==== Exercise data
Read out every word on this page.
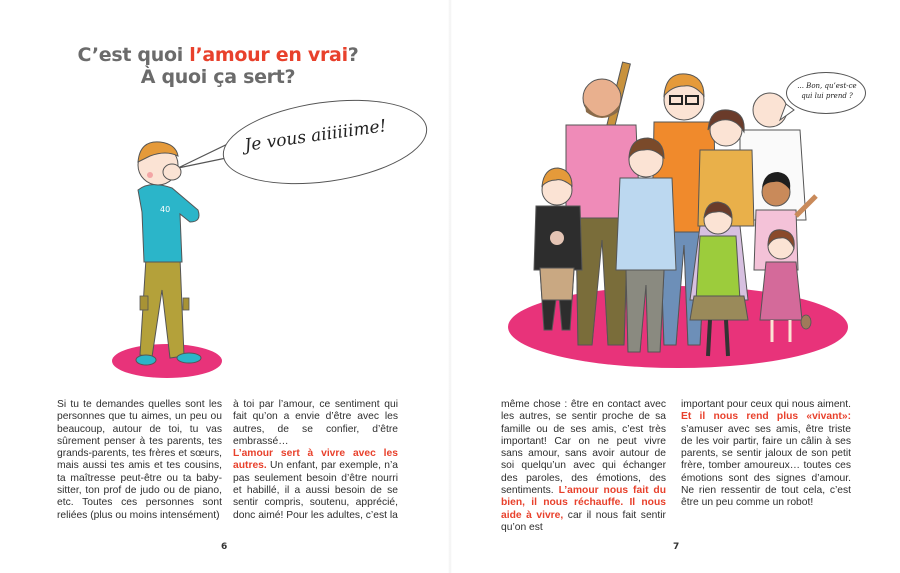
C’est quoi l’amour en vrai?
À quoi ça sert?
40
Je vous aiiiiiime!
... Bon, qu’est-ce qui lui prend ?

Si tu te demandes quelles sont les personnes que tu aimes, un peu ou beaucoup, autour de toi, tu vas sûrement penser à tes parents, tes grands-parents, tes frères et sœurs, mais aussi tes amis et tes cousins, ta maîtresse peut-être ou ta baby-sitter, ton prof de judo ou de piano, etc. Toutes ces personnes sont reliées (plus ou moins intensément)

à toi par l’amour, ce sentiment qui fait qu’on a envie d’être avec les autres, de se confier, d’être embrassé…
L’amour sert à vivre avec les autres. Un enfant, par exemple, n’a pas seulement besoin d’être nourri et habillé, il a aussi besoin de se sentir compris, soutenu, apprécié, donc aimé! Pour les adultes, c’est la

même chose : être en contact avec les autres, se sentir proche de sa famille ou de ses amis, c’est très important! Car on ne peut vivre sans amour, sans avoir autour de soi quelqu’un avec qui échanger des paroles, des émotions, des sentiments. L’amour nous fait du bien, il nous réchauffe. Il nous aide à vivre, car il nous fait sentir qu’on est

important pour ceux qui nous aiment. Et il nous rend plus «vivant»: s’amuser avec ses amis, être triste de les voir partir, faire un câlin à ses parents, se sentir jaloux de son petit frère, tomber amoureux… toutes ces émotions sont des signes d’amour. Ne rien ressentir de tout cela, c’est être un peu comme un robot!

6	7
========
Gather each line of the listing containing the word "parents" and show it.

Si tu te demandes quelles sont les personnes que tu aimes, un peu ou beaucoup, autour de toi, tu vas sûrement penser à tes parents, tes grands-parents, tes frères et sœurs, mais aussi tes amis et tes cousins, ta maîtresse peut-être ou ta baby-sitter, ton prof de judo ou de piano, etc. Toutes ces personnes sont reliées (plus ou moins intensément)
important pour ceux qui nous aiment. Et il nous rend plus «vivant»: s’amuser avec ses amis, être triste de les voir partir, faire un câlin à ses parents, se sentir jaloux de son petit frère, tomber amoureux… toutes ces émotions sont des signes d’amour. Ne rien ressentir de tout cela, c’est être un peu comme un robot!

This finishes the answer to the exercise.